(Einige Einträge)
---*---
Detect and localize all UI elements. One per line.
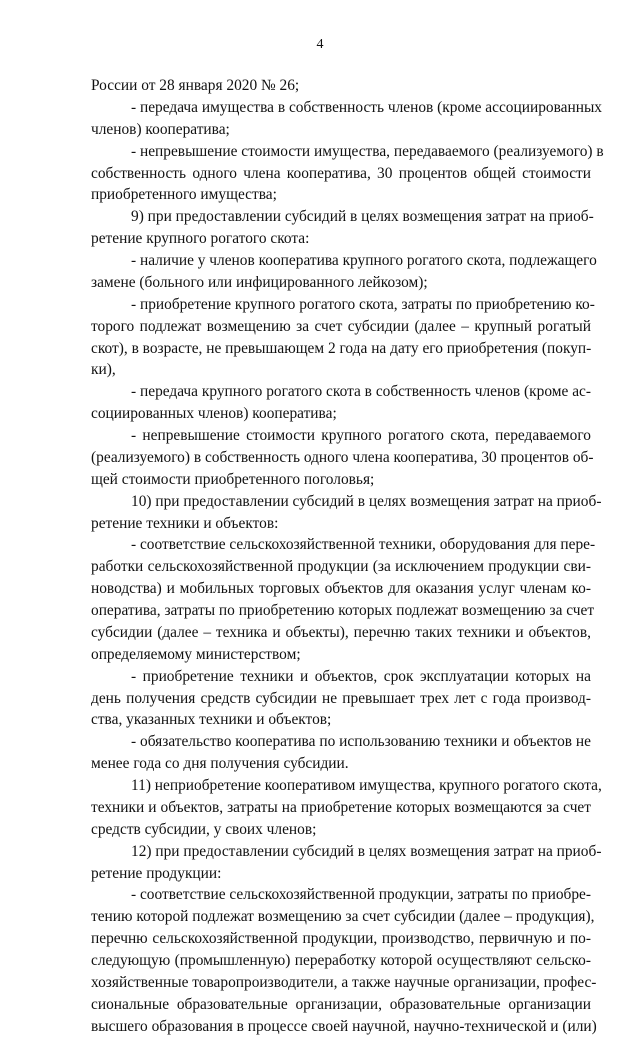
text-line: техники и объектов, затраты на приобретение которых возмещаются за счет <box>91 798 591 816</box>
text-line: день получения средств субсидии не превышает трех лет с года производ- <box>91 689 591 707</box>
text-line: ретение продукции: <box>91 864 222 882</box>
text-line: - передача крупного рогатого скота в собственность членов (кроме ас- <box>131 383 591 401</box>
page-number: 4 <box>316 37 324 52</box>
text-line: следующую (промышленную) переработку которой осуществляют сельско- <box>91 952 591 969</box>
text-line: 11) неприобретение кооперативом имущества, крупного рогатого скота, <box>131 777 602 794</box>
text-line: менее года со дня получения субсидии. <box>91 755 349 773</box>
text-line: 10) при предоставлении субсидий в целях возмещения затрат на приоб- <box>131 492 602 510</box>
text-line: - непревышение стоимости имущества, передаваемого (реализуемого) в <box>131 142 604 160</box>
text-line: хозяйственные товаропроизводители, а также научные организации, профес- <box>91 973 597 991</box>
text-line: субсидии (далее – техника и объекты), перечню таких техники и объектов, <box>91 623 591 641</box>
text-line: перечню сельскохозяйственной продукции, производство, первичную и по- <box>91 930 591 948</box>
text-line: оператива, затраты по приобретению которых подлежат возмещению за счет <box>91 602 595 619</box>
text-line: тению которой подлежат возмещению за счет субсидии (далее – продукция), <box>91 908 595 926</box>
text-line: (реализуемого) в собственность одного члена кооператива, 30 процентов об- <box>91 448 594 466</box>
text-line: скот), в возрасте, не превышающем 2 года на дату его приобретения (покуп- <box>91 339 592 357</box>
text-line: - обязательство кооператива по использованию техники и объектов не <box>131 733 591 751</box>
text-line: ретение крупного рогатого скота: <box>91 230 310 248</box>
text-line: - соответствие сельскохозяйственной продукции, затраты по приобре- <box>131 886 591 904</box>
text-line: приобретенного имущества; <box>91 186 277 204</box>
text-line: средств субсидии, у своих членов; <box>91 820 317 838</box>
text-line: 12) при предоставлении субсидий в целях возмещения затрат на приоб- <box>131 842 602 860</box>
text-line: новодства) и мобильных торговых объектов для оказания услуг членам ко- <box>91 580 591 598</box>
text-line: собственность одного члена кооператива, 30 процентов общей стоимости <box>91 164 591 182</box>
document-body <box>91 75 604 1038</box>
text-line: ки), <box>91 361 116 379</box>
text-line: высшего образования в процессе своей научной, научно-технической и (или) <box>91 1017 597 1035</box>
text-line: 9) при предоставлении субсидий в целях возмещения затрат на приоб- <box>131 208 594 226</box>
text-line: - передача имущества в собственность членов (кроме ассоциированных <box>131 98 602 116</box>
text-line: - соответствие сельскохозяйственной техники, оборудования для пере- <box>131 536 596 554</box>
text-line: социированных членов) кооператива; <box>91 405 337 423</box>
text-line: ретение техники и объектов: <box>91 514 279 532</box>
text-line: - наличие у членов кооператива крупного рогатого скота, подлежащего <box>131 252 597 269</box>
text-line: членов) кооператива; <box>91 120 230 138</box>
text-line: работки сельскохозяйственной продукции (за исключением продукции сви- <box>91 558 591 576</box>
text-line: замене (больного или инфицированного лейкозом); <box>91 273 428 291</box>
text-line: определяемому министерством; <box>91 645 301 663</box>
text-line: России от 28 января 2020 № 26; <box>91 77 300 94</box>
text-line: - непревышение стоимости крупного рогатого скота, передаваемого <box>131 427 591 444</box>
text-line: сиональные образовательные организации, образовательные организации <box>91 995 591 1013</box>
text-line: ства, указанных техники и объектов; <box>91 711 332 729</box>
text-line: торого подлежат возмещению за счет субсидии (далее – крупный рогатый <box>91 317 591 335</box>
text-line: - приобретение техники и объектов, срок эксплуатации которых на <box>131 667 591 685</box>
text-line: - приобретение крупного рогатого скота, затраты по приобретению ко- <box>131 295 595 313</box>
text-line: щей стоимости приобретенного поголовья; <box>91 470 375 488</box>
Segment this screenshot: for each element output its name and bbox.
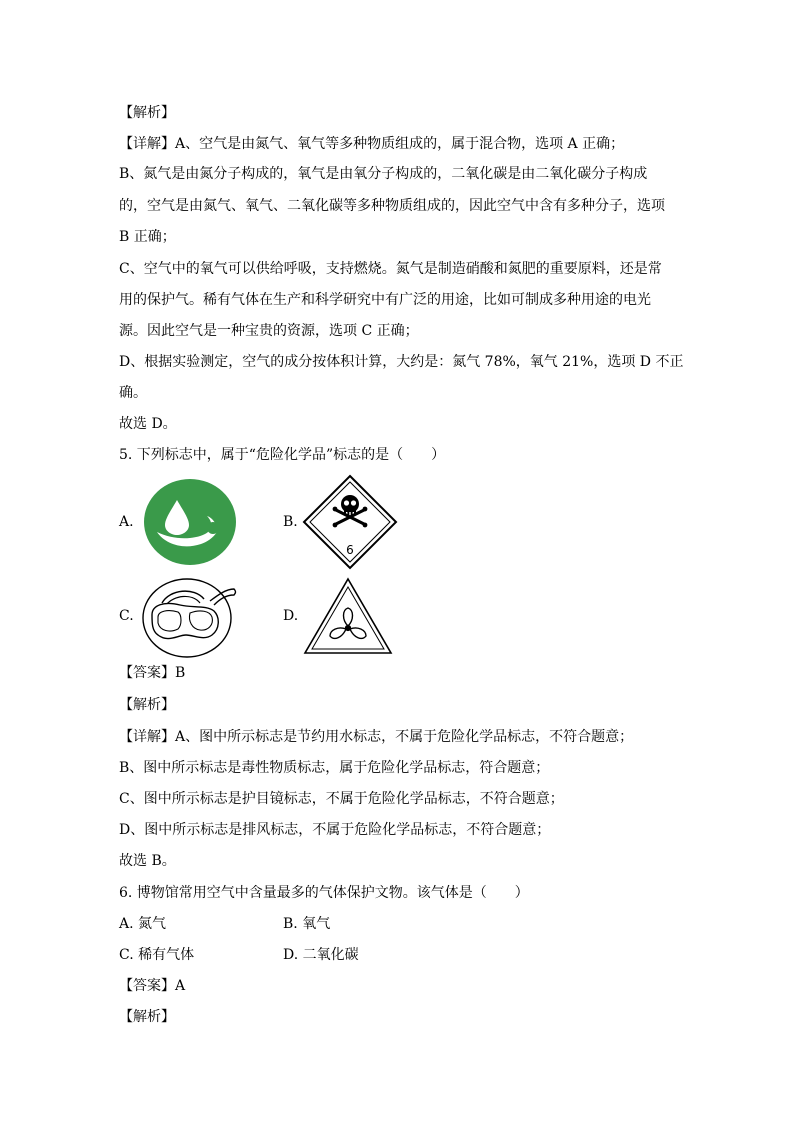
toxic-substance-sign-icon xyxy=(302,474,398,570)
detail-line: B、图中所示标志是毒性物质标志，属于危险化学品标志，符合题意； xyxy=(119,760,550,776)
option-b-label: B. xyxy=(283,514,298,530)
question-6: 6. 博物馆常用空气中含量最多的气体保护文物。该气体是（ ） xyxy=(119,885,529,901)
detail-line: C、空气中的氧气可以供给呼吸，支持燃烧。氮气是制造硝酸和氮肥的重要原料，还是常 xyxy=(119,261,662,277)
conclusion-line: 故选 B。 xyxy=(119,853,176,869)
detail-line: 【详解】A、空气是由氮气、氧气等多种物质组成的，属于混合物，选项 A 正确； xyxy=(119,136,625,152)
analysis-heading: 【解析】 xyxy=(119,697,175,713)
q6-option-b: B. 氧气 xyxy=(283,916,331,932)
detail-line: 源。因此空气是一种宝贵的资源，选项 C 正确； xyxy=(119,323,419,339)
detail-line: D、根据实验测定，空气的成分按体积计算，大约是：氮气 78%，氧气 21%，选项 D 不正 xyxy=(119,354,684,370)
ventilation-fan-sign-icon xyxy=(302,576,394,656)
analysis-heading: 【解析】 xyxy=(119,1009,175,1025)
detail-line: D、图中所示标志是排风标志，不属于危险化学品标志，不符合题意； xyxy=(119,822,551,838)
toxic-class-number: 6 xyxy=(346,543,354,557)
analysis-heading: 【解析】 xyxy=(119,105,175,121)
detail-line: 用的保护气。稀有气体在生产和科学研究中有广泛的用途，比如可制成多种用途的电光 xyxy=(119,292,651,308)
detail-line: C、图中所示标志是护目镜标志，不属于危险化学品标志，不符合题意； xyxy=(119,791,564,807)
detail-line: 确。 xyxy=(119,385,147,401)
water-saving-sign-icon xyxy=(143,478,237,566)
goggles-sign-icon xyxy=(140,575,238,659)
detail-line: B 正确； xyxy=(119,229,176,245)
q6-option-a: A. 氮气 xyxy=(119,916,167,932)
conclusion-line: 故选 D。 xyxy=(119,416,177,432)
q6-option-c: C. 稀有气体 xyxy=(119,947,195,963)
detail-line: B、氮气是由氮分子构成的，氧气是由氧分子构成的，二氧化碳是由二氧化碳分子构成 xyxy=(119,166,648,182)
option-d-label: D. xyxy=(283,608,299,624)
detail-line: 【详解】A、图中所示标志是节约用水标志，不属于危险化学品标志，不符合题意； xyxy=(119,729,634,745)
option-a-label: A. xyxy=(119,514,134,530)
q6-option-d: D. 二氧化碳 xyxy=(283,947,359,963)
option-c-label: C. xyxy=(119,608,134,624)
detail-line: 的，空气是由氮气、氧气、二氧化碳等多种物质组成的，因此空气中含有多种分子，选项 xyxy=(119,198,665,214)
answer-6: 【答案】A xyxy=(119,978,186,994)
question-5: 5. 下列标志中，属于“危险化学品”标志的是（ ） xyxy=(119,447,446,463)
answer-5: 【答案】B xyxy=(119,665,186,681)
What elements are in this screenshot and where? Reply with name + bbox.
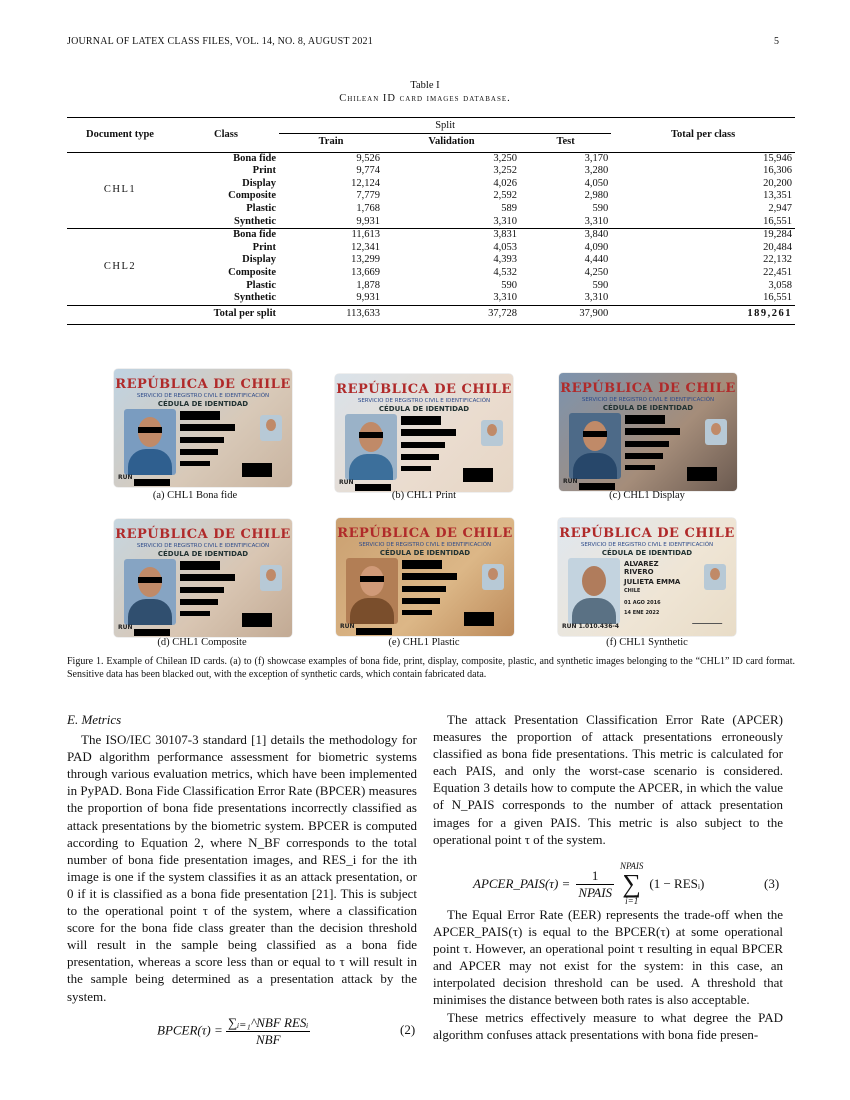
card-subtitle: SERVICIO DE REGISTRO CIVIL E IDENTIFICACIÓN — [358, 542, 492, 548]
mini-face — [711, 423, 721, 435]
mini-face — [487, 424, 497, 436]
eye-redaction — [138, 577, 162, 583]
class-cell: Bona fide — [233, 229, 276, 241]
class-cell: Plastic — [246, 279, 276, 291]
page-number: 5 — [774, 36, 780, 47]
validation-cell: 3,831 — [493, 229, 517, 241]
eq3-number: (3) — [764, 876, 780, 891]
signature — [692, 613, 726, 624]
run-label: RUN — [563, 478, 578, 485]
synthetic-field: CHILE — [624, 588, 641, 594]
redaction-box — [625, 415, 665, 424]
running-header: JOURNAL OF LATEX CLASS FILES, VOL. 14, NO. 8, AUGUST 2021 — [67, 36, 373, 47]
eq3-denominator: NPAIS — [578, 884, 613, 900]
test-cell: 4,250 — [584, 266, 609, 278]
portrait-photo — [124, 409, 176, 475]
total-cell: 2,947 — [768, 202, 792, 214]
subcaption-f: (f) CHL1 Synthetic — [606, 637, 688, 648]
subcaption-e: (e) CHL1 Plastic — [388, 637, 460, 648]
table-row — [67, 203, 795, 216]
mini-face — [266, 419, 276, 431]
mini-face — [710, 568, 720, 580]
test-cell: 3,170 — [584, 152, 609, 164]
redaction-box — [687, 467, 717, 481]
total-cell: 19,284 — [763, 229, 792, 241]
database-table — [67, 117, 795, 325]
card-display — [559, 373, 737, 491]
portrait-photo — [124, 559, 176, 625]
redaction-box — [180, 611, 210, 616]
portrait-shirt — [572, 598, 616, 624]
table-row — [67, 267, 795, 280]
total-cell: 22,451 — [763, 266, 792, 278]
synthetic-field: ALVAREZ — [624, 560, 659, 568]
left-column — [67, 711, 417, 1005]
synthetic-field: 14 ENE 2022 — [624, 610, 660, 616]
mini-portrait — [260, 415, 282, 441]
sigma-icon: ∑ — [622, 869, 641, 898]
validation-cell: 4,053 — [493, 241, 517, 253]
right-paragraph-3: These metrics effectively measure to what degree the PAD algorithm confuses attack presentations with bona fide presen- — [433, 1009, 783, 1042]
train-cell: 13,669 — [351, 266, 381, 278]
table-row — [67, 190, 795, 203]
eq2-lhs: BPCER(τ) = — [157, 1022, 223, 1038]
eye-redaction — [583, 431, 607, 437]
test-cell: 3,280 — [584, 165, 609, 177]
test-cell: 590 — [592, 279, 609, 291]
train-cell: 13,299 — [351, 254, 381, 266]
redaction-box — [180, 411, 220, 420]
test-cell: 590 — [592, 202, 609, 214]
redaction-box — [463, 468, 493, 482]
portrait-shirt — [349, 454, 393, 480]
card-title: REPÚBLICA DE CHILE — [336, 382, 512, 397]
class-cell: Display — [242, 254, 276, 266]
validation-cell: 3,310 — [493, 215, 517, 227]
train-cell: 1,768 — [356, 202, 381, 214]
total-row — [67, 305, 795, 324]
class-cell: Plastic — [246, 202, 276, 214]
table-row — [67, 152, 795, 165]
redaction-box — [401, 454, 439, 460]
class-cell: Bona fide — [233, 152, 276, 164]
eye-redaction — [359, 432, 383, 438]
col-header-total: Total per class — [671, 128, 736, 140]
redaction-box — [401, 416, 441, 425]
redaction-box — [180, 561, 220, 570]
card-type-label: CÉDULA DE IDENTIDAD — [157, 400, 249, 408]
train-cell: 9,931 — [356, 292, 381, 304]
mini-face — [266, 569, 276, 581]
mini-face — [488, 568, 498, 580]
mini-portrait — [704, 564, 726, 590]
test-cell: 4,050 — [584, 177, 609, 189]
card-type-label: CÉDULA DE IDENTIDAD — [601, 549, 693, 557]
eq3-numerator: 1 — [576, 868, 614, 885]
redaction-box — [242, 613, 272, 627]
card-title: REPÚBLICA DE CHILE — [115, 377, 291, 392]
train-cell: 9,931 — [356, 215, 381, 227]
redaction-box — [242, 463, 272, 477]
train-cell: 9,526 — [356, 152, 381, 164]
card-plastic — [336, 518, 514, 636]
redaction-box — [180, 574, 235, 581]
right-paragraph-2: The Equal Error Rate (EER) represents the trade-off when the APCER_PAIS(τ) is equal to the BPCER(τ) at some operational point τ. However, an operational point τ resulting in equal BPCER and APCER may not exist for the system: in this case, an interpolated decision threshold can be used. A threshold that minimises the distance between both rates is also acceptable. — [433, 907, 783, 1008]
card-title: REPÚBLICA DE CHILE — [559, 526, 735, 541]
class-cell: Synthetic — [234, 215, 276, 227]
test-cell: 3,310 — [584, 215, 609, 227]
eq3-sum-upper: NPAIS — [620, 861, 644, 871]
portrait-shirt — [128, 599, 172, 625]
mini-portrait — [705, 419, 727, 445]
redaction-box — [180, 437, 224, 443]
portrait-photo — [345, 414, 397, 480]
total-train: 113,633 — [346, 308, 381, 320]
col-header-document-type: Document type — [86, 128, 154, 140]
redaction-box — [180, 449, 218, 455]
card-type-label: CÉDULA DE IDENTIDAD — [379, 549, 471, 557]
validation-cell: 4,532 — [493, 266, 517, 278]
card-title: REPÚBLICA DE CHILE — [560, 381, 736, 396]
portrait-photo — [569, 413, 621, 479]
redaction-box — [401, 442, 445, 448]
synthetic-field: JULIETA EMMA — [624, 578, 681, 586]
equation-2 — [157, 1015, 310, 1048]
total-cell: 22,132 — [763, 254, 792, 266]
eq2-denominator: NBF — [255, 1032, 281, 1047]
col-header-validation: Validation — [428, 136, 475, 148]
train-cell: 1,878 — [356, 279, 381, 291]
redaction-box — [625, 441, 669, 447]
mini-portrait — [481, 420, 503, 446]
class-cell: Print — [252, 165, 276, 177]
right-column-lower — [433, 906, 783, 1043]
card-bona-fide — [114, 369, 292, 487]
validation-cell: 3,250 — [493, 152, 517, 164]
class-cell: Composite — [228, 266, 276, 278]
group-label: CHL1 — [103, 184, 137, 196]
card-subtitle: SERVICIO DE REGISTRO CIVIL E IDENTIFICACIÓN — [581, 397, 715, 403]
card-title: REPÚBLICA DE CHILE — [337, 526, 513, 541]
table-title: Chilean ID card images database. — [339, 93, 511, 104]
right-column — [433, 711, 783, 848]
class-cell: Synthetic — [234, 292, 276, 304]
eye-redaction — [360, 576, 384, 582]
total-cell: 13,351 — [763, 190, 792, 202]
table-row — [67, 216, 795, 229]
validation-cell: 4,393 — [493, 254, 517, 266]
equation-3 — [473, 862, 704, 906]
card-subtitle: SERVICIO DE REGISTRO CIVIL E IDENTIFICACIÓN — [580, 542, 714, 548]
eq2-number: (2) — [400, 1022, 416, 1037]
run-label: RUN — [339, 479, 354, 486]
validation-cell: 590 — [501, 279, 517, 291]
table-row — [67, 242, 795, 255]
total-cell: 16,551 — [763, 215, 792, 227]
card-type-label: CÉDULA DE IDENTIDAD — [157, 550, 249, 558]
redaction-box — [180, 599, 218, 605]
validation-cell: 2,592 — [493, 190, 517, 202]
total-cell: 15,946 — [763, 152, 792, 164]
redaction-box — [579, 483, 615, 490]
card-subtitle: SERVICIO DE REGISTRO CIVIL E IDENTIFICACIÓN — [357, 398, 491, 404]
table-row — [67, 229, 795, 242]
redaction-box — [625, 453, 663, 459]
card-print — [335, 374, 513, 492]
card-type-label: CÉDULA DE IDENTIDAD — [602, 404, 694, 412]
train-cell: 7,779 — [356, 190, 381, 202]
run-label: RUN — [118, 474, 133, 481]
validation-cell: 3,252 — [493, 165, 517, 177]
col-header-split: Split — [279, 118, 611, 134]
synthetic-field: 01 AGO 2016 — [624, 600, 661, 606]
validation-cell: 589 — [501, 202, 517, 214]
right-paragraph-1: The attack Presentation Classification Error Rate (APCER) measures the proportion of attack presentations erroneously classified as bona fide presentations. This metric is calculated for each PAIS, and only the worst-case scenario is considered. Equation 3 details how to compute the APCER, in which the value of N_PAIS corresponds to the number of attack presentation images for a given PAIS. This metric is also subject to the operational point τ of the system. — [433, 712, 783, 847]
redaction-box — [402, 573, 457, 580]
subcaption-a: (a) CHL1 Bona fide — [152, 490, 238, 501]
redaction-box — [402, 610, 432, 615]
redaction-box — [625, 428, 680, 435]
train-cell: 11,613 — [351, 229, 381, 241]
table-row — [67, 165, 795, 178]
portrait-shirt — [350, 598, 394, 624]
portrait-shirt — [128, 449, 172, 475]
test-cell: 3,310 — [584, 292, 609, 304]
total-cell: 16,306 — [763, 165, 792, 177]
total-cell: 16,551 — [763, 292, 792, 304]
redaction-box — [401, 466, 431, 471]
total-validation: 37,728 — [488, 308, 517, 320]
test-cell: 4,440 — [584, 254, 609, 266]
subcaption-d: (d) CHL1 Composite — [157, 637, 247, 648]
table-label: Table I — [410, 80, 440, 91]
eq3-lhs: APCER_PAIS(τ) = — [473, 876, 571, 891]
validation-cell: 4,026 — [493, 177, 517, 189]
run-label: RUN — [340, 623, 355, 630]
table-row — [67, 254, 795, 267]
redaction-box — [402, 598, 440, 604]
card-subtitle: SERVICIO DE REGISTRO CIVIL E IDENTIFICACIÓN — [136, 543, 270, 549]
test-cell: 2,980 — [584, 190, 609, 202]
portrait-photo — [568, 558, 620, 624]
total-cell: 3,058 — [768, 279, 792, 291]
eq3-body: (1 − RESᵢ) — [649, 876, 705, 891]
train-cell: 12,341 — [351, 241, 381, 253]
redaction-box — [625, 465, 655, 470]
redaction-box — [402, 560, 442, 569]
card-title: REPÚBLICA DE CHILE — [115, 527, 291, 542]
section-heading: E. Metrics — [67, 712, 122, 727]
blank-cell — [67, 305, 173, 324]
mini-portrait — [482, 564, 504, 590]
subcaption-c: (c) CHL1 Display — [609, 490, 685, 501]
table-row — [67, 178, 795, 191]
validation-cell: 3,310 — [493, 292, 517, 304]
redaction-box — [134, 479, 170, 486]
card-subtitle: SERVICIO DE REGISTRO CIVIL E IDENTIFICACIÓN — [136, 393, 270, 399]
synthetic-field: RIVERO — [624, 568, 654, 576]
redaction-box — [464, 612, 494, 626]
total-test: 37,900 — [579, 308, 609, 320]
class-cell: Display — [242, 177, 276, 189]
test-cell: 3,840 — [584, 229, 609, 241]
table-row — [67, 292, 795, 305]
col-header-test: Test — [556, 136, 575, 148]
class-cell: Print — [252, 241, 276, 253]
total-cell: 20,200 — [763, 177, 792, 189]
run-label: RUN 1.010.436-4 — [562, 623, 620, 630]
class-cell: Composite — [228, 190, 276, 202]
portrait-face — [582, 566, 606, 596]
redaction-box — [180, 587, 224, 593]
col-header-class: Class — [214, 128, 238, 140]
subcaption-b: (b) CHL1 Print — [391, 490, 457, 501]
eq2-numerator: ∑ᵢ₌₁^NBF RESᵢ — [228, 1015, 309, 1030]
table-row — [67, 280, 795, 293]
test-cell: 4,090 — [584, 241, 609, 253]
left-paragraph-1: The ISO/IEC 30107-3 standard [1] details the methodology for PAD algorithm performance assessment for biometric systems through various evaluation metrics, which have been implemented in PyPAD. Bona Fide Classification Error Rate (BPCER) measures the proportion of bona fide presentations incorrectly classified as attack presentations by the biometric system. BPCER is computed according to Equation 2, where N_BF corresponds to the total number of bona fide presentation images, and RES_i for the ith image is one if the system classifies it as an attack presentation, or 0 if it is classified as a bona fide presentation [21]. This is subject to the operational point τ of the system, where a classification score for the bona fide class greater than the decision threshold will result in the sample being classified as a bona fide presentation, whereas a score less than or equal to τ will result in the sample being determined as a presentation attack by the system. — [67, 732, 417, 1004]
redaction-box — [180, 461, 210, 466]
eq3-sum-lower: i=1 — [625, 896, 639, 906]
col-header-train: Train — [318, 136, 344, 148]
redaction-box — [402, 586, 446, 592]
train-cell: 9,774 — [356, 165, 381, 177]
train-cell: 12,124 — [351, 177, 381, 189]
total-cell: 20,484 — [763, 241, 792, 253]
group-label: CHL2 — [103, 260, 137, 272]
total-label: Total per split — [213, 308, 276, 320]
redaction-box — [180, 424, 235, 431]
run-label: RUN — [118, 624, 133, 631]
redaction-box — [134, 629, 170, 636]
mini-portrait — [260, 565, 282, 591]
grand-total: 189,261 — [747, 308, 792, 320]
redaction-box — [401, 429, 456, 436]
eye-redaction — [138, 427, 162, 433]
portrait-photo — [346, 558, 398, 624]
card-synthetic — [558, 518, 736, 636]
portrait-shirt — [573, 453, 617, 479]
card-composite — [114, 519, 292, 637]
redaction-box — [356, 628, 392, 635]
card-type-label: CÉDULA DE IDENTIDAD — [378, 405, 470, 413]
---*---
AUFGABE: Geben Sie den Abschnitt, der mit der Zeile beginnt, die „toxic-substance-sign-icon xyxy=(302,474,398,570)“ enthält, und mit der Zeile endet, die „conclusion-line: 故选 D。 xyxy=(119,416,177,432)“ enthält, erneut wieder. Tauschen Sie dabei „危险化学品标志“ gegen „危化品标志“ aus und lassen Sie alles Übrige unverändert.

LÖSUNG:
toxic-substance-sign-icon xyxy=(302,474,398,570)
detail-line: B、图中所示标志是毒性物质标志，属于危化品标志，符合题意； xyxy=(119,760,550,776)
option-b-label: B. xyxy=(283,514,298,530)
question-6: 6. 博物馆常用空气中含量最多的气体保护文物。该气体是（ ） xyxy=(119,885,529,901)
detail-line: C、空气中的氧气可以供给呼吸，支持燃烧。氮气是制造硝酸和氮肥的重要原料，还是常 xyxy=(119,261,662,277)
conclusion-line: 故选 B。 xyxy=(119,853,176,869)
detail-line: 【详解】A、空气是由氮气、氧气等多种物质组成的，属于混合物，选项 A 正确； xyxy=(119,136,625,152)
analysis-heading: 【解析】 xyxy=(119,697,175,713)
q6-option-b: B. 氧气 xyxy=(283,916,331,932)
detail-line: 源。因此空气是一种宝贵的资源，选项 C 正确； xyxy=(119,323,419,339)
detail-line: D、根据实验测定，空气的成分按体积计算，大约是：氮气 78%，氧气 21%，选项 D 不正 xyxy=(119,354,684,370)
ventilation-fan-sign-icon xyxy=(302,576,394,656)
analysis-heading: 【解析】 xyxy=(119,1009,175,1025)
detail-line: D、图中所示标志是排风标志，不属于危化品标志，不符合题意； xyxy=(119,822,551,838)
toxic-class-number: 6 xyxy=(346,543,354,557)
analysis-heading: 【解析】 xyxy=(119,105,175,121)
detail-line: 用的保护气。稀有气体在生产和科学研究中有广泛的用途，比如可制成多种用途的电光 xyxy=(119,292,651,308)
detail-line: C、图中所示标志是护目镜标志，不属于危化品标志，不符合题意； xyxy=(119,791,564,807)
detail-line: 确。 xyxy=(119,385,147,401)
water-saving-sign-icon xyxy=(143,478,237,566)
goggles-sign-icon xyxy=(140,575,238,659)
detail-line: B 正确； xyxy=(119,229,176,245)
q6-option-a: A. 氮气 xyxy=(119,916,167,932)
conclusion-line: 故选 D。 xyxy=(119,416,177,432)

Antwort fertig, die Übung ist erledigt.